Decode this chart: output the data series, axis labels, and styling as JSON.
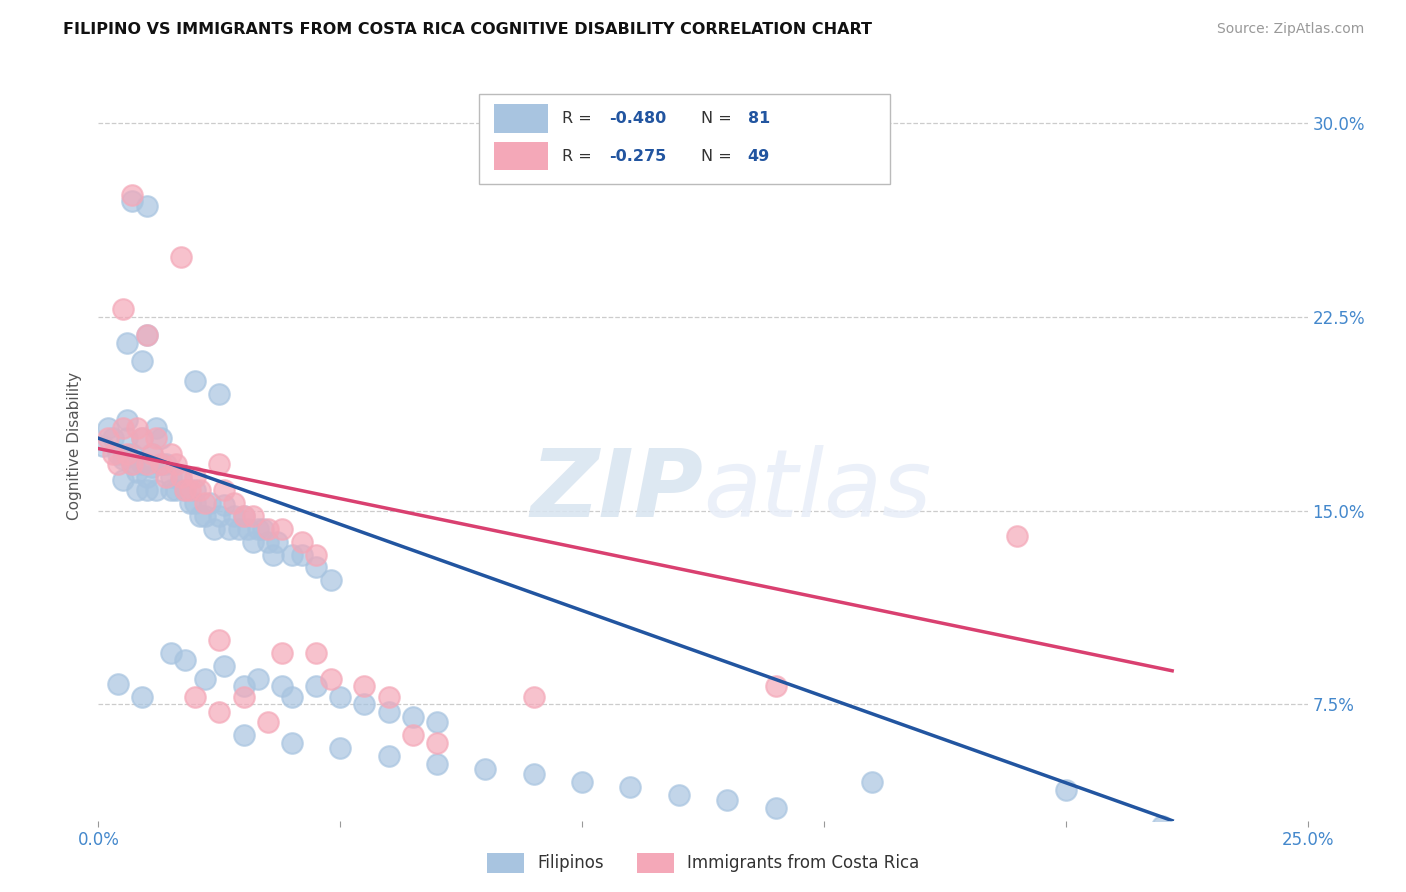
{
  "title": "FILIPINO VS IMMIGRANTS FROM COSTA RICA COGNITIVE DISABILITY CORRELATION CHART",
  "source": "Source: ZipAtlas.com",
  "ylabel": "Cognitive Disability",
  "yticks": [
    "7.5%",
    "15.0%",
    "22.5%",
    "30.0%"
  ],
  "ytick_vals": [
    0.075,
    0.15,
    0.225,
    0.3
  ],
  "xlim": [
    0.0,
    0.25
  ],
  "ylim": [
    0.03,
    0.32
  ],
  "legend_label_blue": "Filipinos",
  "legend_label_pink": "Immigrants from Costa Rica",
  "blue_color": "#a8c4e0",
  "pink_color": "#f4a8b8",
  "blue_line_color": "#2255a0",
  "pink_line_color": "#d94070",
  "watermark_zip": "ZIP",
  "watermark_atlas": "atlas",
  "blue_scatter": [
    [
      0.001,
      0.175
    ],
    [
      0.002,
      0.182
    ],
    [
      0.003,
      0.178
    ],
    [
      0.004,
      0.172
    ],
    [
      0.005,
      0.17
    ],
    [
      0.005,
      0.162
    ],
    [
      0.006,
      0.185
    ],
    [
      0.006,
      0.178
    ],
    [
      0.007,
      0.172
    ],
    [
      0.007,
      0.168
    ],
    [
      0.008,
      0.165
    ],
    [
      0.008,
      0.158
    ],
    [
      0.009,
      0.178
    ],
    [
      0.009,
      0.168
    ],
    [
      0.01,
      0.163
    ],
    [
      0.01,
      0.158
    ],
    [
      0.011,
      0.172
    ],
    [
      0.011,
      0.167
    ],
    [
      0.012,
      0.182
    ],
    [
      0.012,
      0.158
    ],
    [
      0.013,
      0.178
    ],
    [
      0.013,
      0.168
    ],
    [
      0.014,
      0.168
    ],
    [
      0.015,
      0.163
    ],
    [
      0.015,
      0.158
    ],
    [
      0.016,
      0.158
    ],
    [
      0.017,
      0.162
    ],
    [
      0.018,
      0.158
    ],
    [
      0.019,
      0.153
    ],
    [
      0.02,
      0.158
    ],
    [
      0.02,
      0.153
    ],
    [
      0.021,
      0.148
    ],
    [
      0.022,
      0.148
    ],
    [
      0.023,
      0.153
    ],
    [
      0.024,
      0.143
    ],
    [
      0.025,
      0.148
    ],
    [
      0.026,
      0.152
    ],
    [
      0.027,
      0.143
    ],
    [
      0.028,
      0.148
    ],
    [
      0.029,
      0.143
    ],
    [
      0.03,
      0.148
    ],
    [
      0.031,
      0.143
    ],
    [
      0.032,
      0.138
    ],
    [
      0.033,
      0.143
    ],
    [
      0.034,
      0.143
    ],
    [
      0.035,
      0.138
    ],
    [
      0.036,
      0.133
    ],
    [
      0.037,
      0.138
    ],
    [
      0.04,
      0.133
    ],
    [
      0.042,
      0.133
    ],
    [
      0.045,
      0.128
    ],
    [
      0.048,
      0.123
    ],
    [
      0.007,
      0.27
    ],
    [
      0.01,
      0.268
    ],
    [
      0.006,
      0.215
    ],
    [
      0.009,
      0.208
    ],
    [
      0.01,
      0.218
    ],
    [
      0.02,
      0.2
    ],
    [
      0.025,
      0.195
    ],
    [
      0.004,
      0.083
    ],
    [
      0.009,
      0.078
    ],
    [
      0.015,
      0.095
    ],
    [
      0.018,
      0.092
    ],
    [
      0.022,
      0.085
    ],
    [
      0.026,
      0.09
    ],
    [
      0.03,
      0.082
    ],
    [
      0.033,
      0.085
    ],
    [
      0.038,
      0.082
    ],
    [
      0.04,
      0.078
    ],
    [
      0.045,
      0.082
    ],
    [
      0.05,
      0.078
    ],
    [
      0.055,
      0.075
    ],
    [
      0.06,
      0.072
    ],
    [
      0.065,
      0.07
    ],
    [
      0.07,
      0.068
    ],
    [
      0.03,
      0.063
    ],
    [
      0.04,
      0.06
    ],
    [
      0.05,
      0.058
    ],
    [
      0.06,
      0.055
    ],
    [
      0.07,
      0.052
    ],
    [
      0.08,
      0.05
    ],
    [
      0.09,
      0.048
    ],
    [
      0.1,
      0.045
    ],
    [
      0.11,
      0.043
    ],
    [
      0.12,
      0.04
    ],
    [
      0.13,
      0.038
    ],
    [
      0.14,
      0.035
    ],
    [
      0.16,
      0.045
    ],
    [
      0.2,
      0.042
    ],
    [
      0.22,
      0.028
    ]
  ],
  "pink_scatter": [
    [
      0.002,
      0.178
    ],
    [
      0.003,
      0.172
    ],
    [
      0.004,
      0.168
    ],
    [
      0.005,
      0.182
    ],
    [
      0.006,
      0.172
    ],
    [
      0.007,
      0.168
    ],
    [
      0.008,
      0.182
    ],
    [
      0.009,
      0.178
    ],
    [
      0.01,
      0.168
    ],
    [
      0.011,
      0.172
    ],
    [
      0.012,
      0.178
    ],
    [
      0.013,
      0.168
    ],
    [
      0.014,
      0.163
    ],
    [
      0.015,
      0.172
    ],
    [
      0.016,
      0.168
    ],
    [
      0.017,
      0.163
    ],
    [
      0.018,
      0.158
    ],
    [
      0.019,
      0.158
    ],
    [
      0.02,
      0.163
    ],
    [
      0.021,
      0.158
    ],
    [
      0.022,
      0.153
    ],
    [
      0.025,
      0.168
    ],
    [
      0.026,
      0.158
    ],
    [
      0.028,
      0.153
    ],
    [
      0.03,
      0.148
    ],
    [
      0.032,
      0.148
    ],
    [
      0.035,
      0.143
    ],
    [
      0.038,
      0.143
    ],
    [
      0.042,
      0.138
    ],
    [
      0.045,
      0.133
    ],
    [
      0.007,
      0.272
    ],
    [
      0.017,
      0.248
    ],
    [
      0.005,
      0.228
    ],
    [
      0.01,
      0.218
    ],
    [
      0.025,
      0.1
    ],
    [
      0.038,
      0.095
    ],
    [
      0.045,
      0.095
    ],
    [
      0.048,
      0.085
    ],
    [
      0.055,
      0.082
    ],
    [
      0.06,
      0.078
    ],
    [
      0.02,
      0.078
    ],
    [
      0.025,
      0.072
    ],
    [
      0.03,
      0.078
    ],
    [
      0.035,
      0.068
    ],
    [
      0.065,
      0.063
    ],
    [
      0.07,
      0.06
    ],
    [
      0.09,
      0.078
    ],
    [
      0.14,
      0.082
    ],
    [
      0.19,
      0.14
    ]
  ],
  "blue_trend_x": [
    0.0,
    0.222
  ],
  "blue_trend_y": [
    0.178,
    0.03
  ],
  "pink_trend_x": [
    0.0,
    0.222
  ],
  "pink_trend_y": [
    0.174,
    0.088
  ]
}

__Your goal__
Quote the material exactly. Pictures stay out.

__Worked answer__
Decode this chart: output the data series, axis labels, and styling as JSON.
{
  "title": "FILIPINO VS IMMIGRANTS FROM COSTA RICA COGNITIVE DISABILITY CORRELATION CHART",
  "source": "Source: ZipAtlas.com",
  "ylabel": "Cognitive Disability",
  "yticks": [
    "7.5%",
    "15.0%",
    "22.5%",
    "30.0%"
  ],
  "ytick_vals": [
    0.075,
    0.15,
    0.225,
    0.3
  ],
  "xlim": [
    0.0,
    0.25
  ],
  "ylim": [
    0.03,
    0.32
  ],
  "legend_label_blue": "Filipinos",
  "legend_label_pink": "Immigrants from Costa Rica",
  "blue_color": "#a8c4e0",
  "pink_color": "#f4a8b8",
  "blue_line_color": "#2255a0",
  "pink_line_color": "#d94070",
  "watermark_zip": "ZIP",
  "watermark_atlas": "atlas",
  "blue_scatter": [
    [
      0.001,
      0.175
    ],
    [
      0.002,
      0.182
    ],
    [
      0.003,
      0.178
    ],
    [
      0.004,
      0.172
    ],
    [
      0.005,
      0.17
    ],
    [
      0.005,
      0.162
    ],
    [
      0.006,
      0.185
    ],
    [
      0.006,
      0.178
    ],
    [
      0.007,
      0.172
    ],
    [
      0.007,
      0.168
    ],
    [
      0.008,
      0.165
    ],
    [
      0.008,
      0.158
    ],
    [
      0.009,
      0.178
    ],
    [
      0.009,
      0.168
    ],
    [
      0.01,
      0.163
    ],
    [
      0.01,
      0.158
    ],
    [
      0.011,
      0.172
    ],
    [
      0.011,
      0.167
    ],
    [
      0.012,
      0.182
    ],
    [
      0.012,
      0.158
    ],
    [
      0.013,
      0.178
    ],
    [
      0.013,
      0.168
    ],
    [
      0.014,
      0.168
    ],
    [
      0.015,
      0.163
    ],
    [
      0.015,
      0.158
    ],
    [
      0.016,
      0.158
    ],
    [
      0.017,
      0.162
    ],
    [
      0.018,
      0.158
    ],
    [
      0.019,
      0.153
    ],
    [
      0.02,
      0.158
    ],
    [
      0.02,
      0.153
    ],
    [
      0.021,
      0.148
    ],
    [
      0.022,
      0.148
    ],
    [
      0.023,
      0.153
    ],
    [
      0.024,
      0.143
    ],
    [
      0.025,
      0.148
    ],
    [
      0.026,
      0.152
    ],
    [
      0.027,
      0.143
    ],
    [
      0.028,
      0.148
    ],
    [
      0.029,
      0.143
    ],
    [
      0.03,
      0.148
    ],
    [
      0.031,
      0.143
    ],
    [
      0.032,
      0.138
    ],
    [
      0.033,
      0.143
    ],
    [
      0.034,
      0.143
    ],
    [
      0.035,
      0.138
    ],
    [
      0.036,
      0.133
    ],
    [
      0.037,
      0.138
    ],
    [
      0.04,
      0.133
    ],
    [
      0.042,
      0.133
    ],
    [
      0.045,
      0.128
    ],
    [
      0.048,
      0.123
    ],
    [
      0.007,
      0.27
    ],
    [
      0.01,
      0.268
    ],
    [
      0.006,
      0.215
    ],
    [
      0.009,
      0.208
    ],
    [
      0.01,
      0.218
    ],
    [
      0.02,
      0.2
    ],
    [
      0.025,
      0.195
    ],
    [
      0.004,
      0.083
    ],
    [
      0.009,
      0.078
    ],
    [
      0.015,
      0.095
    ],
    [
      0.018,
      0.092
    ],
    [
      0.022,
      0.085
    ],
    [
      0.026,
      0.09
    ],
    [
      0.03,
      0.082
    ],
    [
      0.033,
      0.085
    ],
    [
      0.038,
      0.082
    ],
    [
      0.04,
      0.078
    ],
    [
      0.045,
      0.082
    ],
    [
      0.05,
      0.078
    ],
    [
      0.055,
      0.075
    ],
    [
      0.06,
      0.072
    ],
    [
      0.065,
      0.07
    ],
    [
      0.07,
      0.068
    ],
    [
      0.03,
      0.063
    ],
    [
      0.04,
      0.06
    ],
    [
      0.05,
      0.058
    ],
    [
      0.06,
      0.055
    ],
    [
      0.07,
      0.052
    ],
    [
      0.08,
      0.05
    ],
    [
      0.09,
      0.048
    ],
    [
      0.1,
      0.045
    ],
    [
      0.11,
      0.043
    ],
    [
      0.12,
      0.04
    ],
    [
      0.13,
      0.038
    ],
    [
      0.14,
      0.035
    ],
    [
      0.16,
      0.045
    ],
    [
      0.2,
      0.042
    ],
    [
      0.22,
      0.028
    ]
  ],
  "pink_scatter": [
    [
      0.002,
      0.178
    ],
    [
      0.003,
      0.172
    ],
    [
      0.004,
      0.168
    ],
    [
      0.005,
      0.182
    ],
    [
      0.006,
      0.172
    ],
    [
      0.007,
      0.168
    ],
    [
      0.008,
      0.182
    ],
    [
      0.009,
      0.178
    ],
    [
      0.01,
      0.168
    ],
    [
      0.011,
      0.172
    ],
    [
      0.012,
      0.178
    ],
    [
      0.013,
      0.168
    ],
    [
      0.014,
      0.163
    ],
    [
      0.015,
      0.172
    ],
    [
      0.016,
      0.168
    ],
    [
      0.017,
      0.163
    ],
    [
      0.018,
      0.158
    ],
    [
      0.019,
      0.158
    ],
    [
      0.02,
      0.163
    ],
    [
      0.021,
      0.158
    ],
    [
      0.022,
      0.153
    ],
    [
      0.025,
      0.168
    ],
    [
      0.026,
      0.158
    ],
    [
      0.028,
      0.153
    ],
    [
      0.03,
      0.148
    ],
    [
      0.032,
      0.148
    ],
    [
      0.035,
      0.143
    ],
    [
      0.038,
      0.143
    ],
    [
      0.042,
      0.138
    ],
    [
      0.045,
      0.133
    ],
    [
      0.007,
      0.272
    ],
    [
      0.017,
      0.248
    ],
    [
      0.005,
      0.228
    ],
    [
      0.01,
      0.218
    ],
    [
      0.025,
      0.1
    ],
    [
      0.038,
      0.095
    ],
    [
      0.045,
      0.095
    ],
    [
      0.048,
      0.085
    ],
    [
      0.055,
      0.082
    ],
    [
      0.06,
      0.078
    ],
    [
      0.02,
      0.078
    ],
    [
      0.025,
      0.072
    ],
    [
      0.03,
      0.078
    ],
    [
      0.035,
      0.068
    ],
    [
      0.065,
      0.063
    ],
    [
      0.07,
      0.06
    ],
    [
      0.09,
      0.078
    ],
    [
      0.14,
      0.082
    ],
    [
      0.19,
      0.14
    ]
  ],
  "blue_trend_x": [
    0.0,
    0.222
  ],
  "blue_trend_y": [
    0.178,
    0.03
  ],
  "pink_trend_x": [
    0.0,
    0.222
  ],
  "pink_trend_y": [
    0.174,
    0.088
  ]
}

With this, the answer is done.